### LISTED RECORDS
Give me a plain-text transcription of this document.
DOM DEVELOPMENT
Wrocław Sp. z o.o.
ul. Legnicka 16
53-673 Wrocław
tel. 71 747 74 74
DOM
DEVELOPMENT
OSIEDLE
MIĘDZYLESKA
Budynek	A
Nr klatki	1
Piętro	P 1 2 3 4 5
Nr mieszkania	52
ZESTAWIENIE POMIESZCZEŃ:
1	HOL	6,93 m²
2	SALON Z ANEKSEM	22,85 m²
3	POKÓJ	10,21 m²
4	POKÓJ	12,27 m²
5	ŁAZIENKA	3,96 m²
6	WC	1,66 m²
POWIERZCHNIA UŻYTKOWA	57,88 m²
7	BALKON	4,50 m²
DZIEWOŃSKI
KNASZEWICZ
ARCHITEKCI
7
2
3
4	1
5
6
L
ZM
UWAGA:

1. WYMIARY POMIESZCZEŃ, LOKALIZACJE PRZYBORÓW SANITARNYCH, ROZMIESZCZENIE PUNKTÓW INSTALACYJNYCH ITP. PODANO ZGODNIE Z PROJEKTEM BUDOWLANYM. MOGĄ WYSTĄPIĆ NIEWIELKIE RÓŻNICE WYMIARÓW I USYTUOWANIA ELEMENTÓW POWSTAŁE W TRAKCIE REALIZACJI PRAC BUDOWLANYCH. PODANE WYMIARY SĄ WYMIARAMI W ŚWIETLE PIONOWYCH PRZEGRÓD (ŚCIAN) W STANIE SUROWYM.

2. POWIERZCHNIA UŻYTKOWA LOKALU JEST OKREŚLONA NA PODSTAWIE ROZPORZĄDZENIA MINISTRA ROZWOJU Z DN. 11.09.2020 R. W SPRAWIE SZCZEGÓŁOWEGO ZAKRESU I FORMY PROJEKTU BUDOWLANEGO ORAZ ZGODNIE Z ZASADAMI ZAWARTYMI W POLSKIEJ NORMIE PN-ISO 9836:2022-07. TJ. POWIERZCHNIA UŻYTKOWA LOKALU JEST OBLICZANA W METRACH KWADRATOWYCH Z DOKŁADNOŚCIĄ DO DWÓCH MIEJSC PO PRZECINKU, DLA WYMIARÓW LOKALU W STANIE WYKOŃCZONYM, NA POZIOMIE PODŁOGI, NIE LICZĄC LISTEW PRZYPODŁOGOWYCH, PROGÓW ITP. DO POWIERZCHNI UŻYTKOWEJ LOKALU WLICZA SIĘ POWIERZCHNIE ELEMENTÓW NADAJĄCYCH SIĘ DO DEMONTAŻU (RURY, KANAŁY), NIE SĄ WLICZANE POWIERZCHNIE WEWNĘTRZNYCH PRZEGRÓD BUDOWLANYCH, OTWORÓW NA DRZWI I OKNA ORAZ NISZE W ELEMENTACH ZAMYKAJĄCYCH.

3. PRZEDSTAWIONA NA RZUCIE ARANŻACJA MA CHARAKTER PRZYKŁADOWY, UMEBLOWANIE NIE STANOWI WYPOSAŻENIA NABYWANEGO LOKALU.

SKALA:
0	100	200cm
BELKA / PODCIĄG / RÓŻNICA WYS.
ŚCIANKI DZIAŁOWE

### WHAT YOU HAVE TO DO
Go through the listing above line by line and say how many lines hold the word "UŻYTKOWA". Reply with that number only.

### FULL SOLUTION
2